[Stored data]

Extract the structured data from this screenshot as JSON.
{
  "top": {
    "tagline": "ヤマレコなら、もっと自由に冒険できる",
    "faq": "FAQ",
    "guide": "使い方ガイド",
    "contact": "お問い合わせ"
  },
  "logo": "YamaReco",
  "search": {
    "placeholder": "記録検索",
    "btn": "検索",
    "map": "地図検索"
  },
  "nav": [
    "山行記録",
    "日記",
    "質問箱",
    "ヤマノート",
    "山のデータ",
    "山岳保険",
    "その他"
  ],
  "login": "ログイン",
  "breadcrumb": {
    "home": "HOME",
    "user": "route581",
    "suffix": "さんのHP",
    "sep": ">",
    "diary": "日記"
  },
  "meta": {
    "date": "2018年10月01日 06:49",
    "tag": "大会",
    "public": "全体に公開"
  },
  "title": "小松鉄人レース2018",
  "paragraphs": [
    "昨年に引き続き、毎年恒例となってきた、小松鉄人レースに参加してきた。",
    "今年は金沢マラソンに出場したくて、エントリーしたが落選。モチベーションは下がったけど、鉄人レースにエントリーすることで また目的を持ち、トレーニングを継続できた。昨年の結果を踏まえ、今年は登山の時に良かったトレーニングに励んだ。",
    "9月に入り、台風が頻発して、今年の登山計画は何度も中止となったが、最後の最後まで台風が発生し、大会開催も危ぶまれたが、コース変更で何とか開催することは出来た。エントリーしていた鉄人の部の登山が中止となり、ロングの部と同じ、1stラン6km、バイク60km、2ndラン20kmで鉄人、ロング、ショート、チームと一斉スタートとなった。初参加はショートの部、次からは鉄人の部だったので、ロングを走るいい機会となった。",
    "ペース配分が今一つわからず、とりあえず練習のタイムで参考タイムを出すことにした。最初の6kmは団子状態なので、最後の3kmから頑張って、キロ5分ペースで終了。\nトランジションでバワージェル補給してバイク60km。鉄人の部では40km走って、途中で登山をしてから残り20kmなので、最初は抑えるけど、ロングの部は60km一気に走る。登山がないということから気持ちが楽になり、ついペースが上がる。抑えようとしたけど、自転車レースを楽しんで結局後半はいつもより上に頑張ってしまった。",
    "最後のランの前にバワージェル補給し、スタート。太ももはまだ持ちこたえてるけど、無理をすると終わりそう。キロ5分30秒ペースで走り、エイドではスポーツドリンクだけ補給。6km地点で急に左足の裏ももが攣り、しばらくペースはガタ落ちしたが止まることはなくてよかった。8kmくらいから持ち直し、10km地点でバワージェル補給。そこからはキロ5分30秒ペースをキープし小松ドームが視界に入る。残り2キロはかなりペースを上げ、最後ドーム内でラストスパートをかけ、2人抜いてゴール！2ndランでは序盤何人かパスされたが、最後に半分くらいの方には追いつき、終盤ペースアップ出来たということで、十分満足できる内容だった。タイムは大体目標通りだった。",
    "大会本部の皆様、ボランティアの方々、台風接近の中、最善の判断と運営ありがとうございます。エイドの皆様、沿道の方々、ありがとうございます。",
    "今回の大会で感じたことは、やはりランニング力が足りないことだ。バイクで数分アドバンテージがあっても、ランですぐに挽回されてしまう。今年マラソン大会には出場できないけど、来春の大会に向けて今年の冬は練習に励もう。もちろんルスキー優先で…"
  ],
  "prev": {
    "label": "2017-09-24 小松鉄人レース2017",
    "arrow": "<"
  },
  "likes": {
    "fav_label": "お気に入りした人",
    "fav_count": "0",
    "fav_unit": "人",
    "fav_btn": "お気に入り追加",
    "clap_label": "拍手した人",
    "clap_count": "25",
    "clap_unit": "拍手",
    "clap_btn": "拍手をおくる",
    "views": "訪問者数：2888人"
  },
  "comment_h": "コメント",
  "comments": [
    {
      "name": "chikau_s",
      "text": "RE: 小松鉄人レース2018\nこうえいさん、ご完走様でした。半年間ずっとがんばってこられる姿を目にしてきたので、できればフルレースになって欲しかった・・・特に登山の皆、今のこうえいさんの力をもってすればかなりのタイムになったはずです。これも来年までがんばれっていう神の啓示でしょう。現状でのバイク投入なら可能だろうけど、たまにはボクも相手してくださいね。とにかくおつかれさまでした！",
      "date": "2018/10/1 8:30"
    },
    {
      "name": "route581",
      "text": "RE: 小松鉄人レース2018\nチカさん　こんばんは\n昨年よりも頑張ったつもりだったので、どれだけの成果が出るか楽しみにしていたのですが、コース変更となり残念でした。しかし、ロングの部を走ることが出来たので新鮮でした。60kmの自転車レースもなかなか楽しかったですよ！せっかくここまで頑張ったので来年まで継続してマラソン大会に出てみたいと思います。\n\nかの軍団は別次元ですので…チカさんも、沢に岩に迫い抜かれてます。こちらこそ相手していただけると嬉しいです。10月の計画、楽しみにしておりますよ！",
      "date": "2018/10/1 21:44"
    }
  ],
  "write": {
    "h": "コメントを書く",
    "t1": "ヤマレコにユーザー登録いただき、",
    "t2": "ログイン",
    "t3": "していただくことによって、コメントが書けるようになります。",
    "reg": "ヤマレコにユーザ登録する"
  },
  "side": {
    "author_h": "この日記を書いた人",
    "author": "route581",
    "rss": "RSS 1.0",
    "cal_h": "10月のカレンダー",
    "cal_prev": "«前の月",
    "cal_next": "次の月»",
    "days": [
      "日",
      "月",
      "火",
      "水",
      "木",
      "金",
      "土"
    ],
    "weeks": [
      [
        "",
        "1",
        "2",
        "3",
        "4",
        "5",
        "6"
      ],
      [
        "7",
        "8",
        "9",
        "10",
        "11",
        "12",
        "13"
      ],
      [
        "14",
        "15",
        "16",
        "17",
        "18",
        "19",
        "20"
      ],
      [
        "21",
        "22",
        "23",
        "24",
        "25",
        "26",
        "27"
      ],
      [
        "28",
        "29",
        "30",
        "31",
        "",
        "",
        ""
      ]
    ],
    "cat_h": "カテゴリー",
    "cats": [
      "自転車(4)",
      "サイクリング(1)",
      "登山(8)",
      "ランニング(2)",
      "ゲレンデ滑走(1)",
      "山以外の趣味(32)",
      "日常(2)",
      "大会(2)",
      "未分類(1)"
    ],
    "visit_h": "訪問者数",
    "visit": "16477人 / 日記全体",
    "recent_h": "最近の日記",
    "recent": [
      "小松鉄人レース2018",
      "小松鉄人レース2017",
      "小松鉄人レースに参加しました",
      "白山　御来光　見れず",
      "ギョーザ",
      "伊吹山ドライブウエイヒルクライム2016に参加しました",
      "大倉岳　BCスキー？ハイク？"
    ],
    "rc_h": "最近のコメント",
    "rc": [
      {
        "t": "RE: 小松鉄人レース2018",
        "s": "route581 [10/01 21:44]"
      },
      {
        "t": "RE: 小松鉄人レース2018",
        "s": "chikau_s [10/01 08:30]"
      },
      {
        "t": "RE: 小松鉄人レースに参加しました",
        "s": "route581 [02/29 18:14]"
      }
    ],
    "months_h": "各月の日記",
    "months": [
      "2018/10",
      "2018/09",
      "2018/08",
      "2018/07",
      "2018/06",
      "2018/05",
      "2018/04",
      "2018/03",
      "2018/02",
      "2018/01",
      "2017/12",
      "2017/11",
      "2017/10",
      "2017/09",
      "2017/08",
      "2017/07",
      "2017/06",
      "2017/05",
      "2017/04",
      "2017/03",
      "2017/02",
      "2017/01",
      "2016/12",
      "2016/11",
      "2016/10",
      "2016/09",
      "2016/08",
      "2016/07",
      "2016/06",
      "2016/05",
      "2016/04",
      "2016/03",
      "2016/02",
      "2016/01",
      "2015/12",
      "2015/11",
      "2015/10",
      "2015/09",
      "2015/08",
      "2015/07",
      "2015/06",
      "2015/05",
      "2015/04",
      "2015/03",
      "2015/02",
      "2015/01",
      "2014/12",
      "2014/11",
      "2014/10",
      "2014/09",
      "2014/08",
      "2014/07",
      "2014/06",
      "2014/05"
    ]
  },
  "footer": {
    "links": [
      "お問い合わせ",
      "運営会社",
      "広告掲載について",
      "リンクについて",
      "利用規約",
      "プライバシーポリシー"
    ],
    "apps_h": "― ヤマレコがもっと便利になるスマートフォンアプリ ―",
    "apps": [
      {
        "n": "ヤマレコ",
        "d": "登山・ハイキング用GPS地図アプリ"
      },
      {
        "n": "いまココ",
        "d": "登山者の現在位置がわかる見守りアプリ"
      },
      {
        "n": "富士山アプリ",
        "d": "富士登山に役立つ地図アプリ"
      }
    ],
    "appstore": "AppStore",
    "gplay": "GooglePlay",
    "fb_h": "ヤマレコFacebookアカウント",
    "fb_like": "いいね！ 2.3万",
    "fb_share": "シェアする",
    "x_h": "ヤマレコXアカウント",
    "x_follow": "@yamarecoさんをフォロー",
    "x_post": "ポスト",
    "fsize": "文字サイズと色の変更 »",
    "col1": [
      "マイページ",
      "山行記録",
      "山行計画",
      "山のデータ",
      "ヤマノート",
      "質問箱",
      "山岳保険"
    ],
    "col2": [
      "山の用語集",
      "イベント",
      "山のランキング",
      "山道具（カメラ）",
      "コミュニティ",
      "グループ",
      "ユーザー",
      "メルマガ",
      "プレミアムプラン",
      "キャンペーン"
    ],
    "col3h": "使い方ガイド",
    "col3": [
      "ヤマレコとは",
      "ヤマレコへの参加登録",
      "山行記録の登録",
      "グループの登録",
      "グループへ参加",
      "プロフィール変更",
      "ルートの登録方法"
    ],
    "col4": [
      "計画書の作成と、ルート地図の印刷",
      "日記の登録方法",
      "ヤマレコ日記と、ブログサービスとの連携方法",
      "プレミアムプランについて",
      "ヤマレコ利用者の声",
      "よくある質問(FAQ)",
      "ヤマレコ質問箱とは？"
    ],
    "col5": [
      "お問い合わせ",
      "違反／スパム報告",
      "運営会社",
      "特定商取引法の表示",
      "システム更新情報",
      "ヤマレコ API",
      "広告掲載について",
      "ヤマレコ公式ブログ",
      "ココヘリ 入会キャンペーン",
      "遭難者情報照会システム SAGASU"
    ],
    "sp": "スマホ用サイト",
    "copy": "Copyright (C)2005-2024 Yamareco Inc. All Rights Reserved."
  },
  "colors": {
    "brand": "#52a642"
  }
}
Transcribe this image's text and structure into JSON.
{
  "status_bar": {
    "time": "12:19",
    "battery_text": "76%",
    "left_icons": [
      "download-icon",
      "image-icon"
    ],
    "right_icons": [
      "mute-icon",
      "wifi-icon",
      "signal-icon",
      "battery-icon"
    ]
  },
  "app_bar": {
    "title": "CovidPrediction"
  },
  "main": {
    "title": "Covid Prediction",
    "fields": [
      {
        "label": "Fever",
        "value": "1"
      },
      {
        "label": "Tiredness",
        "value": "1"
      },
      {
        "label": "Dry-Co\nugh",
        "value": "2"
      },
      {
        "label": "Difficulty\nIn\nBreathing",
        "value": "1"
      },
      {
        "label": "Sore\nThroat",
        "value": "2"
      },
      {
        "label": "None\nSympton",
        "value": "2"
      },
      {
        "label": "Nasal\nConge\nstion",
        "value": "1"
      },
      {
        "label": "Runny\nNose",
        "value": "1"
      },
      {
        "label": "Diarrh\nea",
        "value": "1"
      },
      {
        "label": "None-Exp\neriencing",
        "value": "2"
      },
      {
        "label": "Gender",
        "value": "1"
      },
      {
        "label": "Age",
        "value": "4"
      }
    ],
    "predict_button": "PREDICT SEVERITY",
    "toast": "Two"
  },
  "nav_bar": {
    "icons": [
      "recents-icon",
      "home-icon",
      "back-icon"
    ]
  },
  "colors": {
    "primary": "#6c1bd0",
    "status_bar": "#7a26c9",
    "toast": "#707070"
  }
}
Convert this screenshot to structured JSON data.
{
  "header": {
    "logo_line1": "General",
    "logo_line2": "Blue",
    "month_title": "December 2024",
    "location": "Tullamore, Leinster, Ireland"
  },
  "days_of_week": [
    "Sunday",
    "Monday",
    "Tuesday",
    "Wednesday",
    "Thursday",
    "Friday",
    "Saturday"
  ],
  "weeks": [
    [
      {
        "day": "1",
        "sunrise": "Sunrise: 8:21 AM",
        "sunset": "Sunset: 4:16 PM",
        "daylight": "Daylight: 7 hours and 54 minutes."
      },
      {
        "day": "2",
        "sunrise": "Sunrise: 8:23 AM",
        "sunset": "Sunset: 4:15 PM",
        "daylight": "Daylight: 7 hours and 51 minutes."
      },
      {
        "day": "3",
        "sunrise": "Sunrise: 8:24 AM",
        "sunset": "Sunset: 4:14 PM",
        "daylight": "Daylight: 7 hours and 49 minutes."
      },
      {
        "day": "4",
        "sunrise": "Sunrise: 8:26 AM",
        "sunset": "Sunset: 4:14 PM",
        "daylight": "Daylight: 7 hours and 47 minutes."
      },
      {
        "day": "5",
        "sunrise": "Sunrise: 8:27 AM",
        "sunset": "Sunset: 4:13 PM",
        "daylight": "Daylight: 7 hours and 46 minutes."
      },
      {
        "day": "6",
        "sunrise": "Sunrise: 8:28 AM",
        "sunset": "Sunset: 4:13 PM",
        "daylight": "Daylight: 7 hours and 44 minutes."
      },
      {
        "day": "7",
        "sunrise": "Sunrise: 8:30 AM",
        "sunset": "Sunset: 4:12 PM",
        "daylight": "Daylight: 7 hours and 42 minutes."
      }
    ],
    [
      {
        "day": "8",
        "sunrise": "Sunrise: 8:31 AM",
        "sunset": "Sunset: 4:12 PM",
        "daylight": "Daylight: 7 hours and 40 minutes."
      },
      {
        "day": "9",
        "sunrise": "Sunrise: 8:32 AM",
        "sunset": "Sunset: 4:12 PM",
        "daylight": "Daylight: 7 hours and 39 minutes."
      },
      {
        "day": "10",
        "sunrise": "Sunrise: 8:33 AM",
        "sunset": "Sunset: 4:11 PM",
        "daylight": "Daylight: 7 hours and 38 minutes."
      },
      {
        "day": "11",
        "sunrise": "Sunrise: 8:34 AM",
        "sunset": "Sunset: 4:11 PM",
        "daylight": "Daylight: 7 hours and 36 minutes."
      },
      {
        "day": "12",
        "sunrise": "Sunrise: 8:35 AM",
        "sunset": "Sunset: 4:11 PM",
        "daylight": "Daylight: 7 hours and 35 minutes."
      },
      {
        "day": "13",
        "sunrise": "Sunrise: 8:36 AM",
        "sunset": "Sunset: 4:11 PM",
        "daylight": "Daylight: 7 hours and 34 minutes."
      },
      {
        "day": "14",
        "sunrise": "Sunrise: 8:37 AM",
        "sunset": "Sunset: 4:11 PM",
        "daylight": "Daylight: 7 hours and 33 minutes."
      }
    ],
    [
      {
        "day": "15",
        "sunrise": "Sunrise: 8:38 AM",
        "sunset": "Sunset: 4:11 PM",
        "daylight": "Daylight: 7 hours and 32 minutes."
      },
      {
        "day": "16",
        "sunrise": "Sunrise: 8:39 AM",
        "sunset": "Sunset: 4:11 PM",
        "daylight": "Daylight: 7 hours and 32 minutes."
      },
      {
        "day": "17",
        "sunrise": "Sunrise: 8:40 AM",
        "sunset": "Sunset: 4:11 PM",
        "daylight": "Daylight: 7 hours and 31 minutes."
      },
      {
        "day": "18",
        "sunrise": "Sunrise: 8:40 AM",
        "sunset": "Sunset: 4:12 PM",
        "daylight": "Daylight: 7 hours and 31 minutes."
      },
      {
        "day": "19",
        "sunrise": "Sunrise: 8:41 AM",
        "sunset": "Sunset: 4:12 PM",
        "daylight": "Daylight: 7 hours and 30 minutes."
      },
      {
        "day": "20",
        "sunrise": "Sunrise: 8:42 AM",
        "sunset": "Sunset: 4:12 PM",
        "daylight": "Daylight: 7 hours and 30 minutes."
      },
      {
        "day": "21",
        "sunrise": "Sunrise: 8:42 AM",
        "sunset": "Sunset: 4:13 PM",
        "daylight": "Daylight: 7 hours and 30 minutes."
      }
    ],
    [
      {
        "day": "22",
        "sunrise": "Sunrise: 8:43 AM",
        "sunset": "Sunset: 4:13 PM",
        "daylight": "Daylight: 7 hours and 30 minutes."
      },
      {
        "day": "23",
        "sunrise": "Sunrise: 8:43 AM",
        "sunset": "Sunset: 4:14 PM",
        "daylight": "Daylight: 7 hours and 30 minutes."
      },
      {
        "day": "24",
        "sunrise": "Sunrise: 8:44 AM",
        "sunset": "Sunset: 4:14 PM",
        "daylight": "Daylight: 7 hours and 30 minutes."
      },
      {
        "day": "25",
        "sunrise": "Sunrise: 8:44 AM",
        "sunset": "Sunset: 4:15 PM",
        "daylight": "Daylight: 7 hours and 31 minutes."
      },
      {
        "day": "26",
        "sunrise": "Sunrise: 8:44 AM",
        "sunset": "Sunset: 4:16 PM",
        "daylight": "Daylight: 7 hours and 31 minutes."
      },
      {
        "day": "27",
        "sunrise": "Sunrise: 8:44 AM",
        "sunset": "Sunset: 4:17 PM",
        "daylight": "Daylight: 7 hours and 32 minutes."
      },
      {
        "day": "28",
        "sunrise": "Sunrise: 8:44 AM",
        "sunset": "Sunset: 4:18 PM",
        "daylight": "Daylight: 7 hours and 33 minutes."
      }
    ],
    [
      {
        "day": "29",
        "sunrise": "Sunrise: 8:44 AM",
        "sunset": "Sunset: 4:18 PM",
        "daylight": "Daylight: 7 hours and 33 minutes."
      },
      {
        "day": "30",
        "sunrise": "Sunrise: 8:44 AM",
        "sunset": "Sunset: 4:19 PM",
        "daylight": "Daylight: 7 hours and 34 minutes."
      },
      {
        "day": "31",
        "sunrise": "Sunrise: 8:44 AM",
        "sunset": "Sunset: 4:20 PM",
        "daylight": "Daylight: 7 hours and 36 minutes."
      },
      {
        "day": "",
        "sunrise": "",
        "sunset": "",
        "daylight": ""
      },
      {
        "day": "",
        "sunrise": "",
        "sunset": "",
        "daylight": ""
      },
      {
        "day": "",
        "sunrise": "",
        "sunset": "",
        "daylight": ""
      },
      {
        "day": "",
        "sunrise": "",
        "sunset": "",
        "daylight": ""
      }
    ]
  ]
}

## What to produce
Pull out all lines containing "None".

## Task solution
        "label": "None\nSympton",
        "label": "None-Exp\neriencing",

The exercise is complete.